_DO THIS_: Return each line holding the string "niet".

_WORKING DATA_:
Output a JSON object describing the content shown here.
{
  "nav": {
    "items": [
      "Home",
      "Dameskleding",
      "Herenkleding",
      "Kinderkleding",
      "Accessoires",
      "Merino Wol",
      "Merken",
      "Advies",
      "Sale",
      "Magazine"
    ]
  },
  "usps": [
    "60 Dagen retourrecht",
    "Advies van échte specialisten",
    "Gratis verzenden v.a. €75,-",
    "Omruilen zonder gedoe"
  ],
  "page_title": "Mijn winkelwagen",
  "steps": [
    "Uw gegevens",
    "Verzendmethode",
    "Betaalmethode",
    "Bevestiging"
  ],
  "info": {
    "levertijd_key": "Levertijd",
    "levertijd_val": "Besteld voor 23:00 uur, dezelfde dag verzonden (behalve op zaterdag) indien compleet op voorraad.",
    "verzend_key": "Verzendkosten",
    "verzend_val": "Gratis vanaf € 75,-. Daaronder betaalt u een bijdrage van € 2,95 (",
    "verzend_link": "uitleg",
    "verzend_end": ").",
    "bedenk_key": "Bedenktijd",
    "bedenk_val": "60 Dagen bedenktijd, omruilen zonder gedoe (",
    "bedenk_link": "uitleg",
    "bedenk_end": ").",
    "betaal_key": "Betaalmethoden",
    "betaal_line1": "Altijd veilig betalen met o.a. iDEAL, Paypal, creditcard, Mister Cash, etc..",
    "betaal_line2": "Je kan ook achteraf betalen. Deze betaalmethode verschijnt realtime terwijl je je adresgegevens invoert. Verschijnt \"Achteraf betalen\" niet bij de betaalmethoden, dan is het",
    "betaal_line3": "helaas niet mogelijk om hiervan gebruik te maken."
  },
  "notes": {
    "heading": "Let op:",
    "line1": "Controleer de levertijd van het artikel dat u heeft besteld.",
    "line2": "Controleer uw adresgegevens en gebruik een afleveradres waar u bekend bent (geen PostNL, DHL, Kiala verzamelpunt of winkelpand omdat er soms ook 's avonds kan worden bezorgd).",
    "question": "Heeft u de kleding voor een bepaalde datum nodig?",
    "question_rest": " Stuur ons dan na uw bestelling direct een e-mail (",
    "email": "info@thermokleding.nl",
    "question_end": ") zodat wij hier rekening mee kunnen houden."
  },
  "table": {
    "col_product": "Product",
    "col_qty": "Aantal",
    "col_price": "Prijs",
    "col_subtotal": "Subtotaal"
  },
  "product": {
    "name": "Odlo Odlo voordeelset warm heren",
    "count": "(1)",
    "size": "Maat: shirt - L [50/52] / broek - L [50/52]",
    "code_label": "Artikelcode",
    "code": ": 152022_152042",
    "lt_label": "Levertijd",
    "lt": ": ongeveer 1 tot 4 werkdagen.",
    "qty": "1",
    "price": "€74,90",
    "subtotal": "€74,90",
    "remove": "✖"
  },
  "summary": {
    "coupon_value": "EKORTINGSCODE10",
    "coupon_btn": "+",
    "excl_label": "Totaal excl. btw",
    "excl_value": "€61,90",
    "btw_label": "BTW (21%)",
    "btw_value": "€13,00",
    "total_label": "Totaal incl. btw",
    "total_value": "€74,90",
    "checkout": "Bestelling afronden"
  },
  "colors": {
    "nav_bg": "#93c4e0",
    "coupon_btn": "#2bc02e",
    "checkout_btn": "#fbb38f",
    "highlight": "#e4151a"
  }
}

_COMPLETE OUTPUT_:
    "betaal_line2": "Je kan ook achteraf betalen. Deze betaalmethode verschijnt realtime terwijl je je adresgegevens invoert. Verschijnt \"Achteraf betalen\" niet bij de betaalmethoden, dan is het",
    "betaal_line3": "helaas niet mogelijk om hiervan gebruik te maken."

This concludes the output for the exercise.